Pictures are not part of the answer. Return the lines from the one containing "Give me the" through the end of the data, both included, exactly as they appear.

» **Task inputs**:
• • • • • • •

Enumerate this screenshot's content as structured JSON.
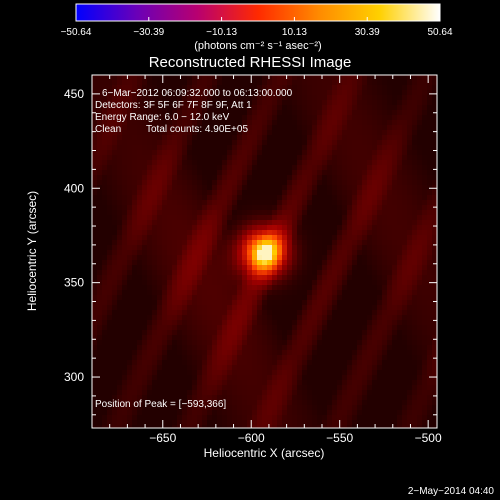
{
  "chart_data": {
    "type": "heatmap",
    "title": "Reconstructed RHESSI Image",
    "xlabel": "Heliocentric X (arcsec)",
    "ylabel": "Heliocentric Y (arcsec)",
    "xlim": [
      -690,
      -495
    ],
    "ylim": [
      273,
      460
    ],
    "x_ticks": [
      -650,
      -600,
      -550,
      -500
    ],
    "x_tick_labels": [
      "−650",
      "−600",
      "−550",
      "−500"
    ],
    "y_ticks": [
      300,
      350,
      400,
      450
    ],
    "y_tick_labels": [
      "300",
      "350",
      "400",
      "450"
    ],
    "colorbar": {
      "min": -50.64,
      "max": 50.64,
      "ticks": [
        -50.64,
        -30.39,
        -10.13,
        10.13,
        30.39,
        50.64
      ],
      "tick_labels": [
        "−50.64",
        "−30.39",
        "−10.13",
        "10.13",
        "30.39",
        "50.64"
      ],
      "unit_label": "(photons cm⁻² s⁻¹ asec⁻²)",
      "colors": [
        "#0000ff",
        "#6a00b8",
        "#b80070",
        "#ff2a00",
        "#ff8a00",
        "#ffd000",
        "#ffffff"
      ]
    },
    "peak": {
      "x": -593,
      "y": 366,
      "sigma_arcsec": 9
    },
    "annotations": {
      "time_range": "6−Mar−2012 06:09:32.000 to 06:13:00.000",
      "detectors": "Detectors: 3F 5F 6F 7F 8F 9F, Att 1",
      "energy": "Energy Range: 6.0 − 12.0 keV",
      "clean": "Clean",
      "counts": "Total counts: 4.90E+05",
      "peak_text": "Position of Peak = [−593,366]"
    },
    "timestamp": "2−May−2014 04:40"
  }
}
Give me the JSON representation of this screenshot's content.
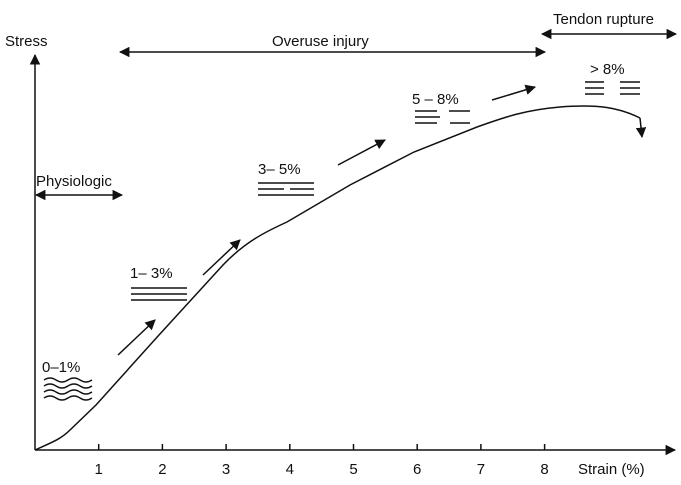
{
  "axes": {
    "y_label": "Stress",
    "x_label": "Strain (%)",
    "x_ticks": [
      1,
      2,
      3,
      4,
      5,
      6,
      7,
      8
    ]
  },
  "regions": {
    "physiologic": "Physiologic",
    "overuse": "Overuse injury",
    "rupture": "Tendon rupture"
  },
  "stages": [
    "0–1%",
    "1– 3%",
    "3– 5%",
    "5 – 8%",
    "> 8%"
  ]
}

• • • • • • •

» **Solution**:
Give me the JSON representation of this screenshot's content.
{
  "axes": {
    "y_label": "Stress",
    "x_label": "Strain (%)",
    "x_ticks": [
      1,
      2,
      3,
      4,
      5,
      6,
      7,
      8
    ]
  },
  "regions": {
    "physiologic": "Physiologic",
    "overuse": "Overuse injury",
    "rupture": "Tendon rupture"
  },
  "stages": [
    "0–1%",
    "1– 3%",
    "3– 5%",
    "5 – 8%",
    "> 8%"
  ]
}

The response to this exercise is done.